**Exercise material**
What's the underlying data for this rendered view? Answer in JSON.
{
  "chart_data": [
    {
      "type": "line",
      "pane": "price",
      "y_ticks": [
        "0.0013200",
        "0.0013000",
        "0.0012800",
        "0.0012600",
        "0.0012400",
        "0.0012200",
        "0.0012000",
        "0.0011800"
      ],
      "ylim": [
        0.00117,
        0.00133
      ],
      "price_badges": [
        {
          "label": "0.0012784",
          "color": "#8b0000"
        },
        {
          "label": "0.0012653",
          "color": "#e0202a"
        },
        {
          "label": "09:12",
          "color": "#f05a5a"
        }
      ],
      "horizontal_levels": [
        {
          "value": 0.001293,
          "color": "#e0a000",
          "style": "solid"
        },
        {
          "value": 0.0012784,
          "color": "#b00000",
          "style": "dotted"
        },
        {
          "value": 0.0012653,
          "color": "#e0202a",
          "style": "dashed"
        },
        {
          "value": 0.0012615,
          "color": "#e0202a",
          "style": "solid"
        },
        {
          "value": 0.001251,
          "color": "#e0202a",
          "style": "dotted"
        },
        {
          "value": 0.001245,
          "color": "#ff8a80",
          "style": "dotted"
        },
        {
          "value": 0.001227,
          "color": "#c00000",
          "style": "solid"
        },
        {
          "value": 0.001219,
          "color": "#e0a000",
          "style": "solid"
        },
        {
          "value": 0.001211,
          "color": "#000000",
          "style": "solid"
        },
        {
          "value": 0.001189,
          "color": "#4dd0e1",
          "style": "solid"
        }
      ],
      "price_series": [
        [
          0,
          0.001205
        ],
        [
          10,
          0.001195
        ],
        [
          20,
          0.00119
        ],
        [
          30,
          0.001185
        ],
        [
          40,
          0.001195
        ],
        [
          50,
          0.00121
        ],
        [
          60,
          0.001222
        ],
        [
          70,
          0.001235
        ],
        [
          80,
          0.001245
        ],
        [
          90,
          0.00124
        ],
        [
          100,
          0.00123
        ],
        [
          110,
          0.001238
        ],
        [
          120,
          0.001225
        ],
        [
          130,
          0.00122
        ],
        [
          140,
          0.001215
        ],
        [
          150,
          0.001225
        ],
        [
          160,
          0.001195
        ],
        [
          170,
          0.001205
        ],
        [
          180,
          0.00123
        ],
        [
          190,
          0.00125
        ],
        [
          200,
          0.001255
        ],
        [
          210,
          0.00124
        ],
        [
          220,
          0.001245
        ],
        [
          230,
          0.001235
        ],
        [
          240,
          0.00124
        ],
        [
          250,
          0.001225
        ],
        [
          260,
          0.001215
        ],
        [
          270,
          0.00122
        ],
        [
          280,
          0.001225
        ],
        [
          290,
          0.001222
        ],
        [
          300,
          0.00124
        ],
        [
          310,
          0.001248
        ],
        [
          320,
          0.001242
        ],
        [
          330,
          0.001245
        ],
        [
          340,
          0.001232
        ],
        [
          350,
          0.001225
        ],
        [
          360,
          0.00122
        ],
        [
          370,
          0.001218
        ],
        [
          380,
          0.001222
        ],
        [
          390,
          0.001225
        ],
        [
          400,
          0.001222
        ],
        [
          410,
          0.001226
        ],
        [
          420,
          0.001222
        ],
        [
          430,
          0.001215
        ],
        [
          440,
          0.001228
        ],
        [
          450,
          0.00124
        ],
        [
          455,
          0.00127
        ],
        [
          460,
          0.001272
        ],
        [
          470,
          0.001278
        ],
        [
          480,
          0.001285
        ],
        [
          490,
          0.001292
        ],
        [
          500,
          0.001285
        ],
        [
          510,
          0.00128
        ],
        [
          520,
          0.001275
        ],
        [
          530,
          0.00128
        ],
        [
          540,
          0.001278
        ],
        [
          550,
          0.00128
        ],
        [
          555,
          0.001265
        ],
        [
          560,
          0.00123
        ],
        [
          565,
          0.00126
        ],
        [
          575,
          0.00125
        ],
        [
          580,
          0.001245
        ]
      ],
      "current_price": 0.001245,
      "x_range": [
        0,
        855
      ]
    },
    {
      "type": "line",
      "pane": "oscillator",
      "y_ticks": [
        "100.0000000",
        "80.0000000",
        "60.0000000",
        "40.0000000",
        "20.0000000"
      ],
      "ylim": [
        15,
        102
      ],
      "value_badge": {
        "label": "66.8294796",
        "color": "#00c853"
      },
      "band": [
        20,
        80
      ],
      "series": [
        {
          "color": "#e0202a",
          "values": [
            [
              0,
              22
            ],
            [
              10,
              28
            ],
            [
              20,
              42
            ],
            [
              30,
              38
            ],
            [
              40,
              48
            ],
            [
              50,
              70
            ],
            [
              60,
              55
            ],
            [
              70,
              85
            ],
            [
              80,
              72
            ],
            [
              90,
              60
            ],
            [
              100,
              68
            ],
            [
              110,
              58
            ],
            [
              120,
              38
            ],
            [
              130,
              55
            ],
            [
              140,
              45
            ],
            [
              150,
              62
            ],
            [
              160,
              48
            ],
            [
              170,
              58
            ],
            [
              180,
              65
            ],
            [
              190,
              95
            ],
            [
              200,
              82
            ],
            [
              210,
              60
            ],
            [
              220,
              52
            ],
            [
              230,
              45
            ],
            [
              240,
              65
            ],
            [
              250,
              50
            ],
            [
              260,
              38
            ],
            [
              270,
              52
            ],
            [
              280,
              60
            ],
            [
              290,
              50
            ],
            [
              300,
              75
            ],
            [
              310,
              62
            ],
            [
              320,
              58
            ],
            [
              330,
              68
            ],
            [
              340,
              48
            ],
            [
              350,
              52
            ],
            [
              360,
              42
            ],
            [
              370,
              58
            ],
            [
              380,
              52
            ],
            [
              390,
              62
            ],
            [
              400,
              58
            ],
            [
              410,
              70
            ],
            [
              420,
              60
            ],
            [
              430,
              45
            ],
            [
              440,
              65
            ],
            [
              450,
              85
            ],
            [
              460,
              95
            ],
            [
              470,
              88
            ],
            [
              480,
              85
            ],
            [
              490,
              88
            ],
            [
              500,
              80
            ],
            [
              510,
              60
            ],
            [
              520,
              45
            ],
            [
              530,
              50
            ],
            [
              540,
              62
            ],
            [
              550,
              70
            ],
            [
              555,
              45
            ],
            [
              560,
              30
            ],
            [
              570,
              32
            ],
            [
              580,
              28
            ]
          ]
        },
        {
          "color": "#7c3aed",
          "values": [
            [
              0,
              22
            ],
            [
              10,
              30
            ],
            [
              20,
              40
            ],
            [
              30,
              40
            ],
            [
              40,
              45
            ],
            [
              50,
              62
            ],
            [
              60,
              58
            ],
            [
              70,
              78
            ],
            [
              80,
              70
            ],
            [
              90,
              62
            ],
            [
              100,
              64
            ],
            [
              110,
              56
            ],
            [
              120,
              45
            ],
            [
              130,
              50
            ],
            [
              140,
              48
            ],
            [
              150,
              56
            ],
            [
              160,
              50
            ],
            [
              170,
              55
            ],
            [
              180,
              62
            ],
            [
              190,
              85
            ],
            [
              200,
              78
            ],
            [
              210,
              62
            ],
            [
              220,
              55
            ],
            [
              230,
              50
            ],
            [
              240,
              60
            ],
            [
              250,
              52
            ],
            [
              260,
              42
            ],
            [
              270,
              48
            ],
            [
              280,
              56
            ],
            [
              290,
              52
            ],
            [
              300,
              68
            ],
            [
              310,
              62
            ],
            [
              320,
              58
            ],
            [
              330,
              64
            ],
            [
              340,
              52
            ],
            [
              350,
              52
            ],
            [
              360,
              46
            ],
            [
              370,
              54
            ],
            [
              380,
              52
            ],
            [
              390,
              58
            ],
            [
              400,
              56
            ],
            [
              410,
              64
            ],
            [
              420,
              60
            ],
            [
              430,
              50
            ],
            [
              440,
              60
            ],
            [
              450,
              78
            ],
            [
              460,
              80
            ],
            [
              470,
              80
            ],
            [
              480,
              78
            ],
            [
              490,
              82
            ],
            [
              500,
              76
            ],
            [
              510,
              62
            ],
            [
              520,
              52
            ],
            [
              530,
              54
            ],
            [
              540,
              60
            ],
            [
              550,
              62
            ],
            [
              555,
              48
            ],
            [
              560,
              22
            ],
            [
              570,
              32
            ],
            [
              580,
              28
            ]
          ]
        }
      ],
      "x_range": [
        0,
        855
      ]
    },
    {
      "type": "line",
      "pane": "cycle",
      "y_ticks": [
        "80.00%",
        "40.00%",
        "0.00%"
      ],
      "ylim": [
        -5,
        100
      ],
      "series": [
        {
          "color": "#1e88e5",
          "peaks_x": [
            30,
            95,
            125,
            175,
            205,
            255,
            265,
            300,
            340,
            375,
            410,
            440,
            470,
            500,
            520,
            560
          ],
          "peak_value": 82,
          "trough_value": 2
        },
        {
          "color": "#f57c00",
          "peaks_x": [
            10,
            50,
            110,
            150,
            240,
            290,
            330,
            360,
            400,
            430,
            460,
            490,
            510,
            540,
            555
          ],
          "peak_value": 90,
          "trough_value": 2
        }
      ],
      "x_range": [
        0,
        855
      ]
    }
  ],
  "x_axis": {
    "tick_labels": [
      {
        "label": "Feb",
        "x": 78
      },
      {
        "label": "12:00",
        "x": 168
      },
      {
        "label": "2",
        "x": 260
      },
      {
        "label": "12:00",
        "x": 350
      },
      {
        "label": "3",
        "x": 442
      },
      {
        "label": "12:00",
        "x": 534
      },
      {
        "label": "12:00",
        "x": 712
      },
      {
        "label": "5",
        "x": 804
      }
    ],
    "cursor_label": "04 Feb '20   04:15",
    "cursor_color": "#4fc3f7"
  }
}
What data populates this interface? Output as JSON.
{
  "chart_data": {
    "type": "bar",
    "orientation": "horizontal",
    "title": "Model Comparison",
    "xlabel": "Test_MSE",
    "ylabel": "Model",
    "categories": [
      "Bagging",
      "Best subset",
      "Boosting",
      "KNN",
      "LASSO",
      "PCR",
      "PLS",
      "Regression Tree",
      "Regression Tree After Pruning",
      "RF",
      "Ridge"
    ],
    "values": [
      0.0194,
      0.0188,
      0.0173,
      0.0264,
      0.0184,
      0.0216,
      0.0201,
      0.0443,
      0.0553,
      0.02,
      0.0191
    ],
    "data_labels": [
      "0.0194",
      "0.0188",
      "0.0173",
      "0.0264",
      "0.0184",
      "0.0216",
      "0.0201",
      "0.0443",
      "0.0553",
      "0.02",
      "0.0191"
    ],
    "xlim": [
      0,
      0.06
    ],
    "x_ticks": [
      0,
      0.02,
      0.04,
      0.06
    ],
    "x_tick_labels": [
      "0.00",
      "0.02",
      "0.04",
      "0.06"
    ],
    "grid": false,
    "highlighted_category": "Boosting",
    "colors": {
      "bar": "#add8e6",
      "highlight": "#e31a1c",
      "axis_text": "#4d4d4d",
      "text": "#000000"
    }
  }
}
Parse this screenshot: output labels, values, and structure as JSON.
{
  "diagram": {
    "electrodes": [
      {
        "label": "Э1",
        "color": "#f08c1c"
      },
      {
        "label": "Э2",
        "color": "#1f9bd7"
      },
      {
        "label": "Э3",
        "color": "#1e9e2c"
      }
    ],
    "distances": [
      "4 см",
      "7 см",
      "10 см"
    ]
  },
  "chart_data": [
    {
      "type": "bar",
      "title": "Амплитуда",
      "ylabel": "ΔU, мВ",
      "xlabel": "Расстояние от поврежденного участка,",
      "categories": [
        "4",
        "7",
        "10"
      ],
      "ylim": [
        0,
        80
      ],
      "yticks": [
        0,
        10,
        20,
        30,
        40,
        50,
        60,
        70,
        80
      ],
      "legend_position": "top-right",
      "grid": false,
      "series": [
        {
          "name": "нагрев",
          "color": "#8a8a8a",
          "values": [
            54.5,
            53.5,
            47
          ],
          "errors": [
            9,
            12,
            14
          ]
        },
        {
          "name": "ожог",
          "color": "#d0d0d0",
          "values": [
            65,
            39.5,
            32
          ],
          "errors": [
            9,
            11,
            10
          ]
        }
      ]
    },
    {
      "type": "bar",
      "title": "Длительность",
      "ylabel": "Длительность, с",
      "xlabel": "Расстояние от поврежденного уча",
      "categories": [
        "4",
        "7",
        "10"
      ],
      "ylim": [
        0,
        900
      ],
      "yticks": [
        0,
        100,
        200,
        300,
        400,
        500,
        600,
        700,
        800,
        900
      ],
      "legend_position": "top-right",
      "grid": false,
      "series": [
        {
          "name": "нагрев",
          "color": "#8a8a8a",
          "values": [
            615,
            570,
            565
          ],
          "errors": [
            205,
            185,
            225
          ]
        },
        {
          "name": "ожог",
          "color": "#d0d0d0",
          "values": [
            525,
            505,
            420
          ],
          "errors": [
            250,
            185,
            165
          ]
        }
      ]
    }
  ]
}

**What is required**
Pull every line containing the word "this" out of the entries above.

**Task response**
What's the underlying data for this rendered view? Answer in JSON.
What data populates this interface? Output as JSON.
Parse this screenshot: output labels, values, and structure as JSON.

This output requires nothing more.